[WORK INSTRUCTIONS] Transcribe the entries below exactly; leave every image out.

[RECORDS SUPPLIED]
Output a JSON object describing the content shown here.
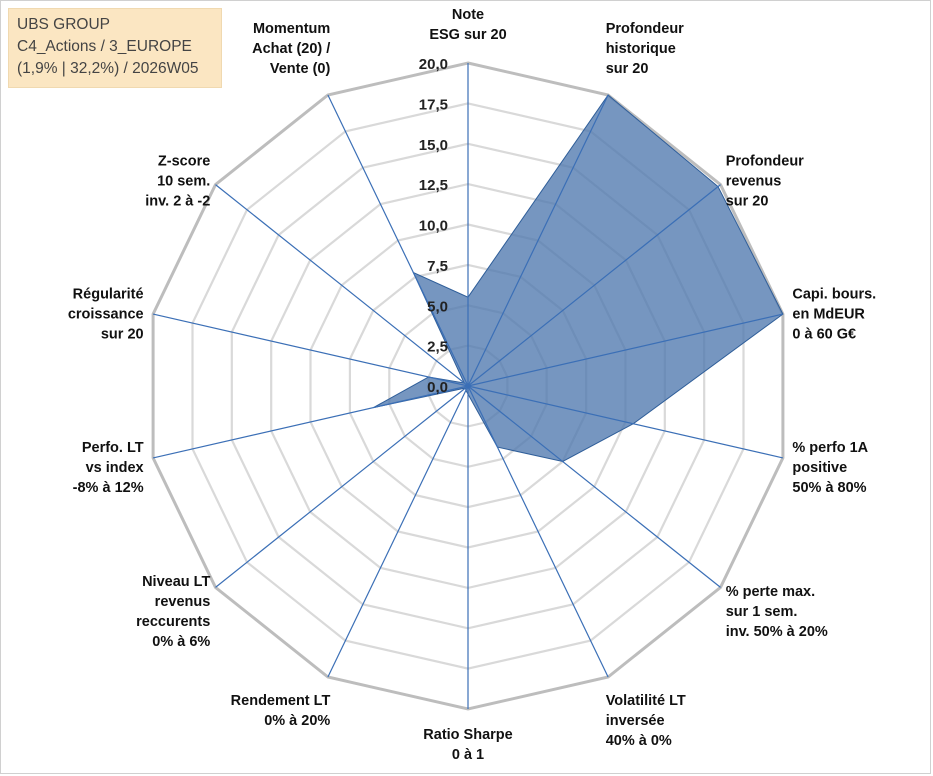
{
  "header": {
    "line1": "UBS GROUP",
    "line2": "C4_Actions / 3_EUROPE",
    "line3": "(1,9% | 32,2%) / 2026W05"
  },
  "chart_data": {
    "type": "radar",
    "title": "UBS GROUP",
    "r_range": [
      0,
      20
    ],
    "r_ticks": [
      "0,0",
      "2,5",
      "5,0",
      "7,5",
      "10,0",
      "12,5",
      "15,0",
      "17,5",
      "20,0"
    ],
    "grid": true,
    "series_color": "#4f79ae",
    "axes": [
      {
        "label": [
          "Note",
          "ESG sur 20"
        ],
        "value": 5.5
      },
      {
        "label": [
          "Profondeur",
          "historique",
          "sur 20"
        ],
        "value": 20.0
      },
      {
        "label": [
          "Profondeur",
          "revenus",
          "sur 20"
        ],
        "value": 19.8
      },
      {
        "label": [
          "Capi. bours.",
          "en MdEUR",
          "0 à 60 G€"
        ],
        "value": 20.0
      },
      {
        "label": [
          "% perfo 1A",
          "positive",
          "50% à 80%"
        ],
        "value": 10.5
      },
      {
        "label": [
          "% perte max.",
          "sur 1 sem.",
          "inv. 50% à 20%"
        ],
        "value": 7.5
      },
      {
        "label": [
          "Volatilité LT",
          "inversée",
          "40% à 0%"
        ],
        "value": 4.2
      },
      {
        "label": [
          "Ratio Sharpe",
          "0 à 1"
        ],
        "value": 0.5
      },
      {
        "label": [
          "Rendement LT",
          "0% à 20%"
        ],
        "value": 0.3
      },
      {
        "label": [
          "Niveau LT",
          "revenus",
          "reccurents",
          "0% à 6%"
        ],
        "value": 0.2
      },
      {
        "label": [
          "Perfo. LT",
          "vs index",
          "-8% à 12%"
        ],
        "value": 6.0
      },
      {
        "label": [
          "Régularité",
          "croissance",
          "sur 20"
        ],
        "value": 2.5
      },
      {
        "label": [
          "Z-score",
          "10 sem.",
          "inv. 2 à -2"
        ],
        "value": 0.3
      },
      {
        "label": [
          "Momentum",
          "Achat (20) /",
          "Vente (0)"
        ],
        "value": 7.8
      }
    ]
  }
}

[TASK ANSWER]
Output a JSON object describing the content shown here.
{
  "header": {
    "line1": "UBS GROUP",
    "line2": "C4_Actions / 3_EUROPE",
    "line3": "(1,9% | 32,2%) / 2026W05"
  },
  "chart_data": {
    "type": "radar",
    "title": "UBS GROUP",
    "r_range": [
      0,
      20
    ],
    "r_ticks": [
      "0,0",
      "2,5",
      "5,0",
      "7,5",
      "10,0",
      "12,5",
      "15,0",
      "17,5",
      "20,0"
    ],
    "grid": true,
    "series_color": "#4f79ae",
    "axes": [
      {
        "label": [
          "Note",
          "ESG sur 20"
        ],
        "value": 5.5
      },
      {
        "label": [
          "Profondeur",
          "historique",
          "sur 20"
        ],
        "value": 20.0
      },
      {
        "label": [
          "Profondeur",
          "revenus",
          "sur 20"
        ],
        "value": 19.8
      },
      {
        "label": [
          "Capi. bours.",
          "en MdEUR",
          "0 à 60 G€"
        ],
        "value": 20.0
      },
      {
        "label": [
          "% perfo 1A",
          "positive",
          "50% à 80%"
        ],
        "value": 10.5
      },
      {
        "label": [
          "% perte max.",
          "sur 1 sem.",
          "inv. 50% à 20%"
        ],
        "value": 7.5
      },
      {
        "label": [
          "Volatilité LT",
          "inversée",
          "40% à 0%"
        ],
        "value": 4.2
      },
      {
        "label": [
          "Ratio Sharpe",
          "0 à 1"
        ],
        "value": 0.5
      },
      {
        "label": [
          "Rendement LT",
          "0% à 20%"
        ],
        "value": 0.3
      },
      {
        "label": [
          "Niveau LT",
          "revenus",
          "reccurents",
          "0% à 6%"
        ],
        "value": 0.2
      },
      {
        "label": [
          "Perfo. LT",
          "vs index",
          "-8% à 12%"
        ],
        "value": 6.0
      },
      {
        "label": [
          "Régularité",
          "croissance",
          "sur 20"
        ],
        "value": 2.5
      },
      {
        "label": [
          "Z-score",
          "10 sem.",
          "inv. 2 à -2"
        ],
        "value": 0.3
      },
      {
        "label": [
          "Momentum",
          "Achat (20) /",
          "Vente (0)"
        ],
        "value": 7.8
      }
    ]
  }
}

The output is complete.